### WORK TO DO
All the data below goes into the copy word for word, but the pictures don't.

Stored dataset items:
>> start

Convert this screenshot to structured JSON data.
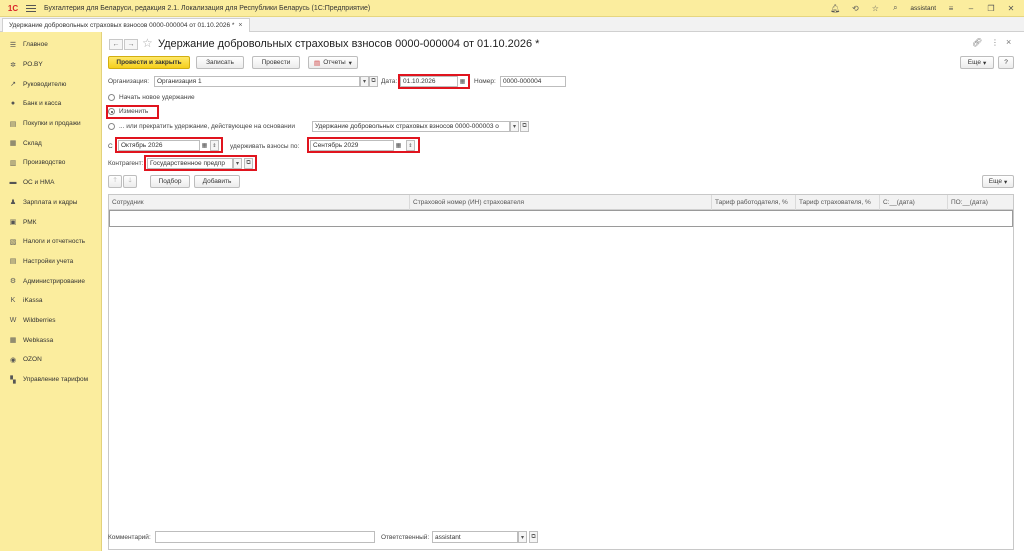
{
  "titlebar": {
    "logo": "1С",
    "app_title": "Бухгалтерия для Беларуси, редакция 2.1. Локализация для Республики Беларусь   (1С:Предприятие)",
    "user": "assistant"
  },
  "tab": {
    "label": "Удержание добровольных страховых взносов 0000-000004 от 01.10.2026 *",
    "close": "×"
  },
  "sidebar": {
    "items": [
      {
        "label": "Главное",
        "icon": "☰"
      },
      {
        "label": "РО.BY",
        "icon": "✲"
      },
      {
        "label": "Руководителю",
        "icon": "↗"
      },
      {
        "label": "Банк и касса",
        "icon": "●"
      },
      {
        "label": "Покупки и продажи",
        "icon": "▤"
      },
      {
        "label": "Склад",
        "icon": "▦"
      },
      {
        "label": "Производство",
        "icon": "▥"
      },
      {
        "label": "ОС и НМА",
        "icon": "▬"
      },
      {
        "label": "Зарплата и кадры",
        "icon": "♟"
      },
      {
        "label": "РМК",
        "icon": "▣"
      },
      {
        "label": "Налоги и отчетность",
        "icon": "▧"
      },
      {
        "label": "Настройки учета",
        "icon": "▤"
      },
      {
        "label": "Администрирование",
        "icon": "⚙"
      },
      {
        "label": "iKassa",
        "icon": "K"
      },
      {
        "label": "Wildberries",
        "icon": "W"
      },
      {
        "label": "Webkassa",
        "icon": "▦"
      },
      {
        "label": "OZON",
        "icon": "◉"
      },
      {
        "label": "Управление тарифом",
        "icon": "▚"
      }
    ]
  },
  "document": {
    "title": "Удержание добровольных страховых взносов 0000-000004 от 01.10.2026 *",
    "toolbar": {
      "post_close": "Провести и закрыть",
      "save": "Записать",
      "post": "Провести",
      "reports": "Отчеты",
      "more": "Еще",
      "help": "?"
    },
    "org_label": "Организация:",
    "org_value": "Организация 1",
    "date_label": "Дата:",
    "date_value": "01.10.2026",
    "number_label": "Номер:",
    "number_value": "0000-000004",
    "radio_new": "Начать новое удержание",
    "radio_change": "Изменить",
    "radio_stop": "... или прекратить удержание, действующее на основании",
    "basis_value": "Удержание добровольных страховых взносов 0000-000003 о",
    "from_label": "С",
    "from_value": "Октябрь 2026",
    "until_label": "удерживать взносы по:",
    "until_value": "Сентябрь 2029",
    "counterparty_label": "Контрагент:",
    "counterparty_value": "Государственное предпр",
    "table_toolbar": {
      "select": "Подбор",
      "add": "Добавить",
      "more": "Еще"
    },
    "columns": [
      "Сотрудник",
      "Страховой номер (ИН) страхователя",
      "Тариф работодателя, %",
      "Тариф страхователя, %",
      "С:__(дата)",
      "ПО:__(дата)"
    ],
    "comment_label": "Комментарий:",
    "comment_value": "",
    "responsible_label": "Ответственный:",
    "responsible_value": "assistant"
  },
  "colors": {
    "accent": "#fbed9e",
    "primary_button": "#f5cf1c",
    "highlight": "#e0141e"
  }
}
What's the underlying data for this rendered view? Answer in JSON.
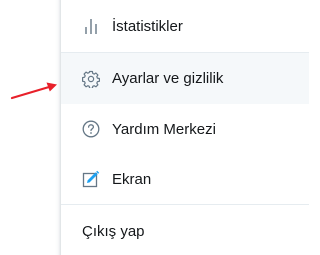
{
  "menu": {
    "items": [
      {
        "label": "İstatistikler",
        "icon": "bar-chart-icon"
      },
      {
        "label": "Ayarlar ve gizlilik",
        "icon": "gear-icon",
        "state": "hovered"
      },
      {
        "label": "Yardım Merkezi",
        "icon": "help-circle-icon"
      },
      {
        "label": "Ekran",
        "icon": "display-edit-icon"
      }
    ],
    "logout_label": "Çıkış yap"
  },
  "annotation": {
    "icon": "red-arrow-icon",
    "color": "#e8202a"
  },
  "colors": {
    "text": "#14171a",
    "icon": "#657786",
    "accent": "#1da1f2",
    "hover_bg": "#f5f8fa",
    "divider": "#e6ecf0"
  }
}
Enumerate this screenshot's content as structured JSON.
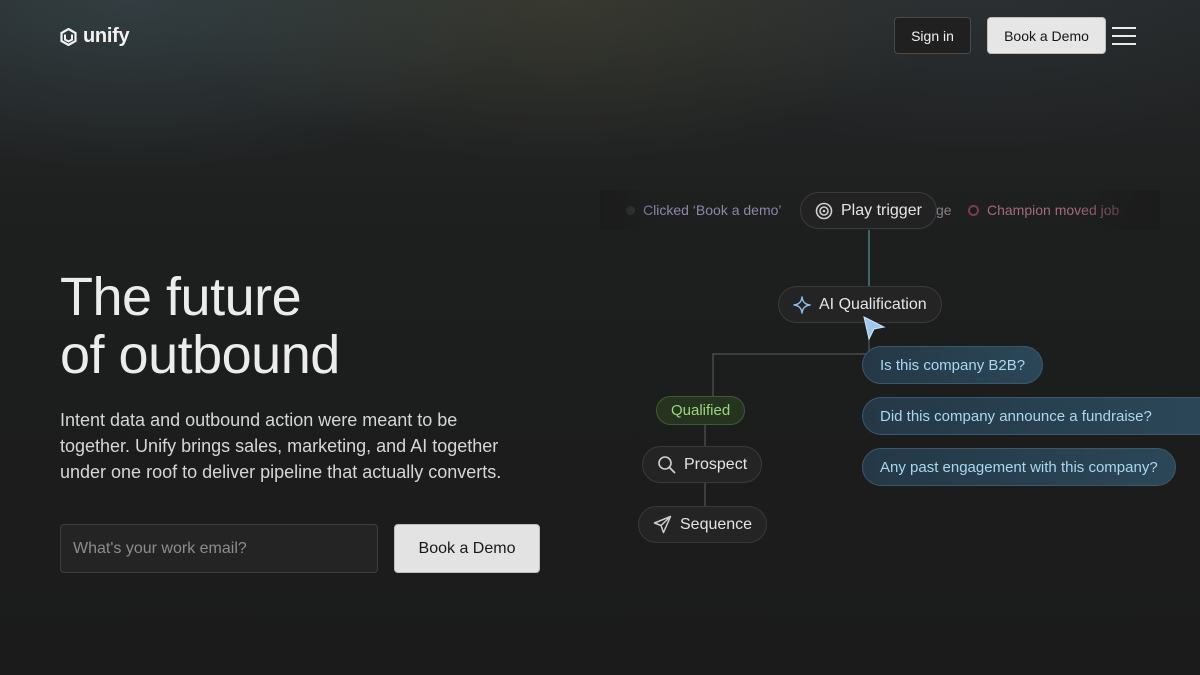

>> end

### COMPLETED TASK
Convert this screenshot to structured JSON data.
{
  "titlebar": {
    "logo": "1С",
    "app_title": "Бухгалтерия для Беларуси, редакция 2.1. Локализация для Республики Беларусь   (1С:Предприятие)",
    "user": "assistant"
  },
  "tab": {
    "label": "Удержание добровольных страховых взносов 0000-000004 от 01.10.2026 *",
    "close": "×"
  },
  "sidebar": {
    "items": [
      {
        "label": "Главное",
        "icon": "☰"
      },
      {
        "label": "РО.BY",
        "icon": "✲"
      },
      {
        "label": "Руководителю",
        "icon": "↗"
      },
      {
        "label": "Банк и касса",
        "icon": "●"
      },
      {
        "label": "Покупки и продажи",
        "icon": "▤"
      },
      {
        "label": "Склад",
        "icon": "▦"
      },
      {
        "label": "Производство",
        "icon": "▥"
      },
      {
        "label": "ОС и НМА",
        "icon": "▬"
      },
      {
        "label": "Зарплата и кадры",
        "icon": "♟"
      },
      {
        "label": "РМК",
        "icon": "▣"
      },
      {
        "label": "Налоги и отчетность",
        "icon": "▧"
      },
      {
        "label": "Настройки учета",
        "icon": "▤"
      },
      {
        "label": "Администрирование",
        "icon": "⚙"
      },
      {
        "label": "iKassa",
        "icon": "K"
      },
      {
        "label": "Wildberries",
        "icon": "W"
      },
      {
        "label": "Webkassa",
        "icon": "▦"
      },
      {
        "label": "OZON",
        "icon": "◉"
      },
      {
        "label": "Управление тарифом",
        "icon": "▚"
      }
    ]
  },
  "document": {
    "title": "Удержание добровольных страховых взносов 0000-000004 от 01.10.2026 *",
    "toolbar": {
      "post_close": "Провести и закрыть",
      "save": "Записать",
      "post": "Провести",
      "reports": "Отчеты",
      "more": "Еще",
      "help": "?"
    },
    "org_label": "Организация:",
    "org_value": "Организация 1",
    "date_label": "Дата:",
    "date_value": "01.10.2026",
    "number_label": "Номер:",
    "number_value": "0000-000004",
    "radio_new": "Начать новое удержание",
    "radio_change": "Изменить",
    "radio_stop": "... или прекратить удержание, действующее на основании",
    "basis_value": "Удержание добровольных страховых взносов 0000-000003 о",
    "from_label": "С",
    "from_value": "Октябрь 2026",
    "until_label": "удерживать взносы по:",
    "until_value": "Сентябрь 2029",
    "counterparty_label": "Контрагент:",
    "counterparty_value": "Государственное предпр",
    "table_toolbar": {
      "select": "Подбор",
      "add": "Добавить",
      "more": "Еще"
    },
    "columns": [
      "Сотрудник",
      "Страховой номер (ИН) страхователя",
      "Тариф работодателя, %",
      "Тариф страхователя, %",
      "С:__(дата)",
      "ПО:__(дата)"
    ],
    "comment_label": "Комментарий:",
    "comment_value": "",
    "responsible_label": "Ответственный:",
    "responsible_value": "assistant"
  },
  "colors": {
    "accent": "#fbed9e",
    "primary_button": "#f5cf1c",
    "highlight": "#e0141e"
  }
}
What's the underlying data for this rendered view? Answer in JSON.
{
  "menu": {
    "items": [
      {
        "label": "İstatistikler",
        "icon": "bar-chart-icon"
      },
      {
        "label": "Ayarlar ve gizlilik",
        "icon": "gear-icon",
        "state": "hovered"
      },
      {
        "label": "Yardım Merkezi",
        "icon": "help-circle-icon"
      },
      {
        "label": "Ekran",
        "icon": "display-edit-icon"
      }
    ],
    "logout_label": "Çıkış yap"
  },
  "annotation": {
    "icon": "red-arrow-icon",
    "color": "#e8202a"
  },
  "colors": {
    "text": "#14171a",
    "icon": "#657786",
    "accent": "#1da1f2",
    "hover_bg": "#f5f8fa",
    "divider": "#e6ecf0"
  }
}
Enumerate this screenshot's content as structured JSON.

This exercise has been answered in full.